--- Start Data to use ---
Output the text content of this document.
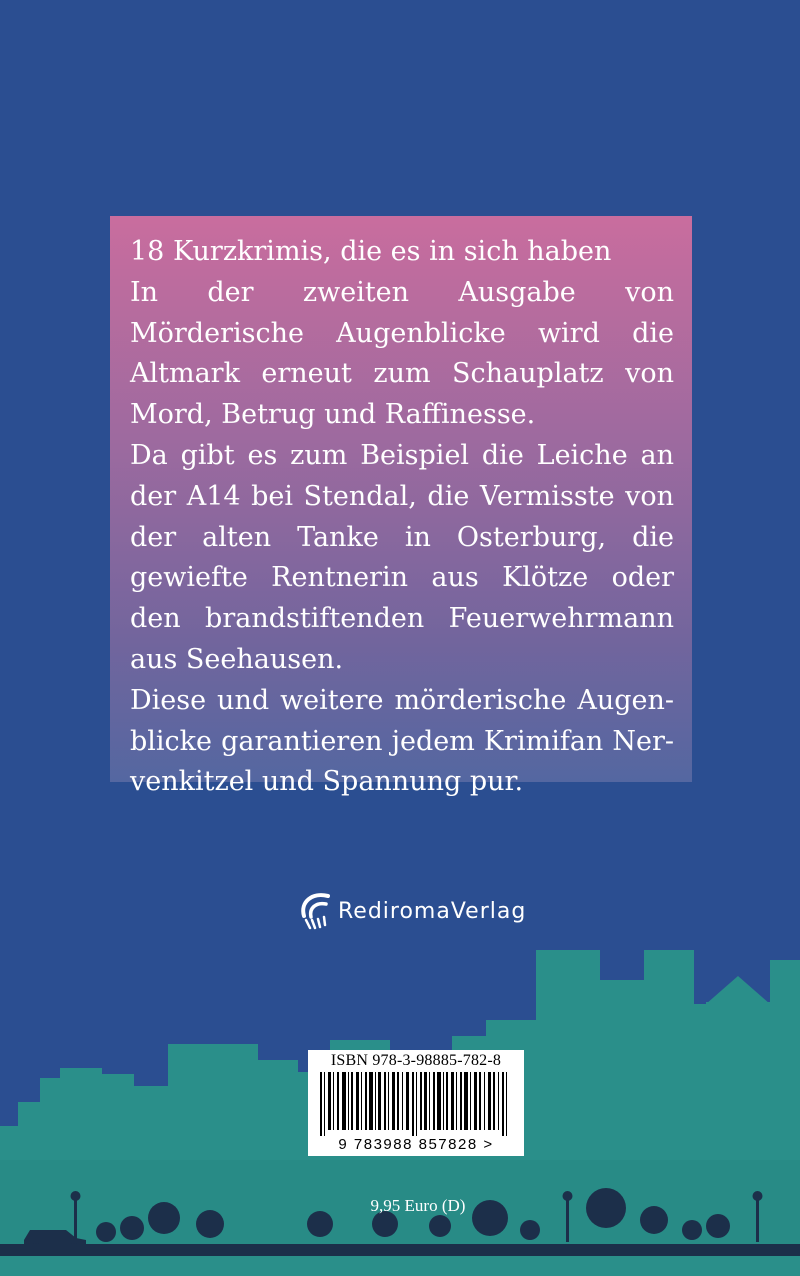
18 Kurzkrimis, die es in sich haben

In der zweiten Ausgabe von Mörderische Augenblicke wird die Altmark erneut zum Schauplatz von Mord, Betrug und Raffinesse.

Da gibt es zum Beispiel die Leiche an der A14 bei Stendal, die Vermisste von der alten Tanke in Osterburg, die gewiefte Rentnerin aus Klötze oder den brandstiftenden Feuerwehrmann aus Seehausen.

Diese und weitere mörderische Augenblicke garantieren jedem Krimifan Nervenkitzel und Spannung pur.

RediromaVerlag
ISBN 978-3-98885-782-8
9 783988 857828 >
9,95 Euro (D)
--- End Data to use ---
Task to carry out:
Leave every image out, and retype the material exactly.

Full answer:
Output the text content of this document.
18 Kurzkrimis, die es in sich haben

In der zweiten Ausgabe von Mörderische Augenblicke wird die Altmark erneut zum Schauplatz von Mord, Betrug und Raffinesse.

Da gibt es zum Beispiel die Leiche an der A14 bei Stendal, die Vermisste von der alten Tanke in Osterburg, die gewiefte Rentnerin aus Klötze oder den brandstiftenden Feuerwehrmann aus Seehausen.

Diese und weitere mörderische Augenblicke garantieren jedem Krimifan Nervenkitzel und Spannung pur.

RediromaVerlag
ISBN 978-3-98885-782-8
9 783988 857828 >
9,95 Euro (D)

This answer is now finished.